Bearbeite die Zeilen vom Anfang der Datensätze bis einschließlich der Zeile mit „373, 919, 388]“. Gib sie mit „Log In“ anstelle von „Sign In“ wieder und lass alles andere unverändert.

= = = =

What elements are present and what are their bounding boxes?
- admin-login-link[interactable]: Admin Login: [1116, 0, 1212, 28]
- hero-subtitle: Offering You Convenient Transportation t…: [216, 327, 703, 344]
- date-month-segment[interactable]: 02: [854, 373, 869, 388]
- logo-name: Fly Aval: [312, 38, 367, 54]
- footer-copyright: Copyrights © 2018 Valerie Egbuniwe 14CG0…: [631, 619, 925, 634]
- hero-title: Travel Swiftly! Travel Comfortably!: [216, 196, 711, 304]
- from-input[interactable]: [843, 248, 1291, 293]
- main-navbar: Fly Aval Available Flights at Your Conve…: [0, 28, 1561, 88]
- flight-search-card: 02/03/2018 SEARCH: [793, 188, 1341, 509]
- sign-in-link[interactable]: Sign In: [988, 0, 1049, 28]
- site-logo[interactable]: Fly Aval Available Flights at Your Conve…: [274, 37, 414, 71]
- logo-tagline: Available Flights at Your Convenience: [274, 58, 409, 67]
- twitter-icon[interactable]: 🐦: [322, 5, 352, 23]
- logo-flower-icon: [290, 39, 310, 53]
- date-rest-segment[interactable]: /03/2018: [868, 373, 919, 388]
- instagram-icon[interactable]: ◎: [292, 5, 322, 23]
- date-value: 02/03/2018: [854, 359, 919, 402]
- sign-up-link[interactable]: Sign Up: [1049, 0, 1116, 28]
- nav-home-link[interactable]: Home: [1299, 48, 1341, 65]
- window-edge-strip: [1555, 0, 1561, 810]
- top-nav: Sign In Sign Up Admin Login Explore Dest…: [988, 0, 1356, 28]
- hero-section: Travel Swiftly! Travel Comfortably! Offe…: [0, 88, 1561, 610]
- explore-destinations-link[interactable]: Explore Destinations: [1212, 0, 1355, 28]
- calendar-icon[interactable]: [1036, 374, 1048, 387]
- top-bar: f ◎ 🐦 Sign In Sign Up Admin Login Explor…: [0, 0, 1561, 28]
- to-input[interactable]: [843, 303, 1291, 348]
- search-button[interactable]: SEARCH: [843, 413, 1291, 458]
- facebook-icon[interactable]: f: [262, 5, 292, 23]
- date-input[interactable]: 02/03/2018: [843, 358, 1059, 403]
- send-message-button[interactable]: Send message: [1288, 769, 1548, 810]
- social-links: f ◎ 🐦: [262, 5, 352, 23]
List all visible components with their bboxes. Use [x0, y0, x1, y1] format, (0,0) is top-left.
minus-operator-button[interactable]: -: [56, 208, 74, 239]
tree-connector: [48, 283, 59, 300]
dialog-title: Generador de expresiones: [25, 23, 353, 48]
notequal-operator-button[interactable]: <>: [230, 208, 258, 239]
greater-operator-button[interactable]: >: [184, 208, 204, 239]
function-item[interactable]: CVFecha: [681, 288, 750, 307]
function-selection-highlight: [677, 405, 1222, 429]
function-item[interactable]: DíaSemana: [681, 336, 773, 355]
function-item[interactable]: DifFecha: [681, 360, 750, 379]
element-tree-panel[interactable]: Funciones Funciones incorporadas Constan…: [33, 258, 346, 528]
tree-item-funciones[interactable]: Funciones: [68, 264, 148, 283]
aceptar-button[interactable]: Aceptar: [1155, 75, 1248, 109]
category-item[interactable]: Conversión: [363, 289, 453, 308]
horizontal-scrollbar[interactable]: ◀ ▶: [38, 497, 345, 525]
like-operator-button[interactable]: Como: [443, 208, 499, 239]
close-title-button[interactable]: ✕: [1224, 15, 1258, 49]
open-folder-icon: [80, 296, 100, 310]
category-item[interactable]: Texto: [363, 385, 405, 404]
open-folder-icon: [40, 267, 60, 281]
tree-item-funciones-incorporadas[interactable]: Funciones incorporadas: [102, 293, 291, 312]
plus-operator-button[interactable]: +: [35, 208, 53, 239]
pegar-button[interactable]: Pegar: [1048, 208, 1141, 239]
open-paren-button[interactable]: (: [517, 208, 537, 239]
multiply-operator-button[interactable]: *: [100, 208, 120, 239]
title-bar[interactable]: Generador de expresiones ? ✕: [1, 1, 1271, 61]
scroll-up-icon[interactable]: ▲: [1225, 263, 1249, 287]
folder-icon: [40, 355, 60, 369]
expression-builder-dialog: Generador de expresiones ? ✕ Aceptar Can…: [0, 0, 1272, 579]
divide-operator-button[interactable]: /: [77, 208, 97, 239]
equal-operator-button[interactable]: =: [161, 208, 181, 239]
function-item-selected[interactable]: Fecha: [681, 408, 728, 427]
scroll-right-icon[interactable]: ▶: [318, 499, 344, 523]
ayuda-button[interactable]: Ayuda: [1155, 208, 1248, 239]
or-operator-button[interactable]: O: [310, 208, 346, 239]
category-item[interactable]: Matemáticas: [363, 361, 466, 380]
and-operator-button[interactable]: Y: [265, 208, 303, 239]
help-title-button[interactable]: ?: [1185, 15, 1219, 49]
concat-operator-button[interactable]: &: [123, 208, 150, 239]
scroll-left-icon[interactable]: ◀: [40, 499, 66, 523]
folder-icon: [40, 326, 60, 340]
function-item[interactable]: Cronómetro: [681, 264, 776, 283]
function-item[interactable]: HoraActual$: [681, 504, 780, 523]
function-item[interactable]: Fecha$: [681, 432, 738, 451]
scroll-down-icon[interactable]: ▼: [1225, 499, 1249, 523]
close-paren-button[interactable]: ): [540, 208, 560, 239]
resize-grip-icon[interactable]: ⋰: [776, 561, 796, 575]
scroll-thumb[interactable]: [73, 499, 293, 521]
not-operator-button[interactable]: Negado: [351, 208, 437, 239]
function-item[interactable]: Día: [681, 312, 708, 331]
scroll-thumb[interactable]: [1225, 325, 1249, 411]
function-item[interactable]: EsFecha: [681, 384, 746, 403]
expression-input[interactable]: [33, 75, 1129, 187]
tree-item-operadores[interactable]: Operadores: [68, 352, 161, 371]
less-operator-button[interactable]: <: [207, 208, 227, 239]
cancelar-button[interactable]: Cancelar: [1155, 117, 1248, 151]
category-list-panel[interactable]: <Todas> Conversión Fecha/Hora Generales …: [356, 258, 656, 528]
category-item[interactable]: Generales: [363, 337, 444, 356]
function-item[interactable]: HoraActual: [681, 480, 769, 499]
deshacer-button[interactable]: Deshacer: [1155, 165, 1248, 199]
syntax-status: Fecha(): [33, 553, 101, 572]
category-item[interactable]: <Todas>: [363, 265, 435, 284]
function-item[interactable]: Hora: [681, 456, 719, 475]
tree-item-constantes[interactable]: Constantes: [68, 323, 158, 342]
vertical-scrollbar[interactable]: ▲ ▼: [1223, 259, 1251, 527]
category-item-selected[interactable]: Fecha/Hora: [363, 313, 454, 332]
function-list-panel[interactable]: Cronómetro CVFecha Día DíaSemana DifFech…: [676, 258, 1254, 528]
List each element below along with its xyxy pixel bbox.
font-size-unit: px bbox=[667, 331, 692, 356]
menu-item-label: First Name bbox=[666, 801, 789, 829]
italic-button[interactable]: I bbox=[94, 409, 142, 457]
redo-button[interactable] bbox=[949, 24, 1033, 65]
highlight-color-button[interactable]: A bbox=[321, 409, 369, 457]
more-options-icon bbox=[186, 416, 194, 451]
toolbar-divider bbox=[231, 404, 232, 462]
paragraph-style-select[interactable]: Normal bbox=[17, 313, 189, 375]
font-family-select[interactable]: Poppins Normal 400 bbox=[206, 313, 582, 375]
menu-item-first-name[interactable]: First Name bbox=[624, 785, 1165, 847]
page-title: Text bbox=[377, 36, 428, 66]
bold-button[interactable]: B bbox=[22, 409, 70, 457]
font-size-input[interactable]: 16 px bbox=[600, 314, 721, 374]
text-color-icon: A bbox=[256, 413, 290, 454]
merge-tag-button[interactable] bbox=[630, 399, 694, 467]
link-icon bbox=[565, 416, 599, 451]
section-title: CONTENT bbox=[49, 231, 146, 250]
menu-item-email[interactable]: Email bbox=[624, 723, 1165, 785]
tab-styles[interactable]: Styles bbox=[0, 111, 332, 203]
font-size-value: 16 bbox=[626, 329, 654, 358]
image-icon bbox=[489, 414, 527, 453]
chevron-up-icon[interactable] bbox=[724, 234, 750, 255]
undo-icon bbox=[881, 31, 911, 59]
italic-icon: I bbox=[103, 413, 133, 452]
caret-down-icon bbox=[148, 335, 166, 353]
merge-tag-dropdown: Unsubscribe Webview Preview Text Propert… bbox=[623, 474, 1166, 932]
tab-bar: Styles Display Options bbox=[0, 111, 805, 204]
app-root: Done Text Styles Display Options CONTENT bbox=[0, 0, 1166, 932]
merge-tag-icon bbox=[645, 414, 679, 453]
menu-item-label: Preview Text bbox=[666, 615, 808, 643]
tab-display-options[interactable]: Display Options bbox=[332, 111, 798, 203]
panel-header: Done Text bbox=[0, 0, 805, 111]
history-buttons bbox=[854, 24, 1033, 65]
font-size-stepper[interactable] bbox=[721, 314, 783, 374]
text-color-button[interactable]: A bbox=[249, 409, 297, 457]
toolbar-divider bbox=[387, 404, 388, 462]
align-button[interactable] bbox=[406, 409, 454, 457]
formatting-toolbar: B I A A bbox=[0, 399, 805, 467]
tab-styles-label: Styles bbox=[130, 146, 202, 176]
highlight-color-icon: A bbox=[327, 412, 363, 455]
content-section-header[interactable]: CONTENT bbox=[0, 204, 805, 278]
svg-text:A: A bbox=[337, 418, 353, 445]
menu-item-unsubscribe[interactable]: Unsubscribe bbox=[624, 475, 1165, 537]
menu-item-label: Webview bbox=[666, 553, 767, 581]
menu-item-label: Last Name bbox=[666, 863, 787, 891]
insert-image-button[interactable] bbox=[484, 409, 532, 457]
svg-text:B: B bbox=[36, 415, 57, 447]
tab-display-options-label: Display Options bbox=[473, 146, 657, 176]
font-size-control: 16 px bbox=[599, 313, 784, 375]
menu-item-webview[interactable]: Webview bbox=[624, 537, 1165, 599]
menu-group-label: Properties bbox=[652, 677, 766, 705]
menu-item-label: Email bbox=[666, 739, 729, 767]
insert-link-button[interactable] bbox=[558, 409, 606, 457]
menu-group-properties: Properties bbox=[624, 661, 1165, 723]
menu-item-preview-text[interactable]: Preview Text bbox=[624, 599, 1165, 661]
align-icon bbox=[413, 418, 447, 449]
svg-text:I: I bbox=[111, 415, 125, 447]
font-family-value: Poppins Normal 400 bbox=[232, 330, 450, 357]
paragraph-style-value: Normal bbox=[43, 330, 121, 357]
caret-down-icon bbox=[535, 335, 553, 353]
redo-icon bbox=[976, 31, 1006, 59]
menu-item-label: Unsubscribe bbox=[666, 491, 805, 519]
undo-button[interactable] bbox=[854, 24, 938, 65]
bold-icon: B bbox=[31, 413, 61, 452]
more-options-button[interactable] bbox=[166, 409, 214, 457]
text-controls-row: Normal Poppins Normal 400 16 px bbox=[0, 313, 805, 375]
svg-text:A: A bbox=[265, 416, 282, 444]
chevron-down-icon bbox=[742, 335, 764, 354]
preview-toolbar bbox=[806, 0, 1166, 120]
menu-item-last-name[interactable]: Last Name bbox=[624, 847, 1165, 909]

= = = =

» **Lösung**
What elements are present and what are their bounding boxes?
- admin-login-link[interactable]: Admin Login: [1116, 0, 1212, 28]
- hero-subtitle: Offering You Convenient Transportation t…: [216, 327, 703, 344]
- date-month-segment[interactable]: 02: [854, 373, 869, 388]
- logo-name: Fly Aval: [312, 38, 367, 54]
- footer-copyright: Copyrights © 2018 Valerie Egbuniwe 14CG0…: [631, 619, 925, 634]
- hero-title: Travel Swiftly! Travel Comfortably!: [216, 196, 711, 304]
- from-input[interactable]: [843, 248, 1291, 293]
- main-navbar: Fly Aval Available Flights at Your Conve…: [0, 28, 1561, 88]
- flight-search-card: 02/03/2018 SEARCH: [793, 188, 1341, 509]
- sign-in-link[interactable]: Log In: [988, 0, 1049, 28]
- site-logo[interactable]: Fly Aval Available Flights at Your Conve…: [274, 37, 414, 71]
- logo-tagline: Available Flights at Your Convenience: [274, 58, 409, 67]
- twitter-icon[interactable]: 🐦: [322, 5, 352, 23]
- logo-flower-icon: [290, 39, 310, 53]
- date-rest-segment[interactable]: /03/2018: [868, 373, 919, 388]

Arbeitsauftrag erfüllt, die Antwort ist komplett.